**Task:** Output the entries verbatim, including every line.
--- start of Materials provided ---
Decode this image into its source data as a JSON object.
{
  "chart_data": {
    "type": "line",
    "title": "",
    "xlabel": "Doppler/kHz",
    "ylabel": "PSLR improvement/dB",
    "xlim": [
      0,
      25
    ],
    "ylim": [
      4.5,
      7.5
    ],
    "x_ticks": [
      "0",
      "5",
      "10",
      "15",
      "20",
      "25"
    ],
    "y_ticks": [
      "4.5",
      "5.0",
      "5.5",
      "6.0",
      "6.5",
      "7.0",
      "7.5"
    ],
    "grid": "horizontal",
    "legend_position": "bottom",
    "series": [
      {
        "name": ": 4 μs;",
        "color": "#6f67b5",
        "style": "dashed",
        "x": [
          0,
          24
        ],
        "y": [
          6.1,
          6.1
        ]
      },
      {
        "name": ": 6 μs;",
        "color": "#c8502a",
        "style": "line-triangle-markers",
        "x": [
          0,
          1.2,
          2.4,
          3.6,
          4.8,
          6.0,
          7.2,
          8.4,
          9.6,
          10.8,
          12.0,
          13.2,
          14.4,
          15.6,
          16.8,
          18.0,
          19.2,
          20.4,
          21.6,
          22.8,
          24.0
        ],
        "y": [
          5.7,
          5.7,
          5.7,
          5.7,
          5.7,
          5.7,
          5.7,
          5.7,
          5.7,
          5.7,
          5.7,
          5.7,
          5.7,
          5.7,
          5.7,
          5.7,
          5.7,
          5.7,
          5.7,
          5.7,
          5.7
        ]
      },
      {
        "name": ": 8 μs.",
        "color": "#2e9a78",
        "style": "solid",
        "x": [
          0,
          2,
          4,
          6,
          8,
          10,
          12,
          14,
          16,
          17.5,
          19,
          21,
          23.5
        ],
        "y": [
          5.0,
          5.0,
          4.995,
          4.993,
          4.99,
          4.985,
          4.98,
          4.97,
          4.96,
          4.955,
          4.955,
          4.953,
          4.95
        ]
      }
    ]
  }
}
--- end of Materials provided ---
**Output of the task:**
Decode this image into its source data as a JSON object.
{
  "chart_data": {
    "type": "line",
    "title": "",
    "xlabel": "Doppler/kHz",
    "ylabel": "PSLR improvement/dB",
    "xlim": [
      0,
      25
    ],
    "ylim": [
      4.5,
      7.5
    ],
    "x_ticks": [
      "0",
      "5",
      "10",
      "15",
      "20",
      "25"
    ],
    "y_ticks": [
      "4.5",
      "5.0",
      "5.5",
      "6.0",
      "6.5",
      "7.0",
      "7.5"
    ],
    "grid": "horizontal",
    "legend_position": "bottom",
    "series": [
      {
        "name": ": 4 μs;",
        "color": "#6f67b5",
        "style": "dashed",
        "x": [
          0,
          24
        ],
        "y": [
          6.1,
          6.1
        ]
      },
      {
        "name": ": 6 μs;",
        "color": "#c8502a",
        "style": "line-triangle-markers",
        "x": [
          0,
          1.2,
          2.4,
          3.6,
          4.8,
          6.0,
          7.2,
          8.4,
          9.6,
          10.8,
          12.0,
          13.2,
          14.4,
          15.6,
          16.8,
          18.0,
          19.2,
          20.4,
          21.6,
          22.8,
          24.0
        ],
        "y": [
          5.7,
          5.7,
          5.7,
          5.7,
          5.7,
          5.7,
          5.7,
          5.7,
          5.7,
          5.7,
          5.7,
          5.7,
          5.7,
          5.7,
          5.7,
          5.7,
          5.7,
          5.7,
          5.7,
          5.7,
          5.7
        ]
      },
      {
        "name": ": 8 μs.",
        "color": "#2e9a78",
        "style": "solid",
        "x": [
          0,
          2,
          4,
          6,
          8,
          10,
          12,
          14,
          16,
          17.5,
          19,
          21,
          23.5
        ],
        "y": [
          5.0,
          5.0,
          4.995,
          4.993,
          4.99,
          4.985,
          4.98,
          4.97,
          4.96,
          4.955,
          4.955,
          4.953,
          4.95
        ]
      }
    ]
  }
}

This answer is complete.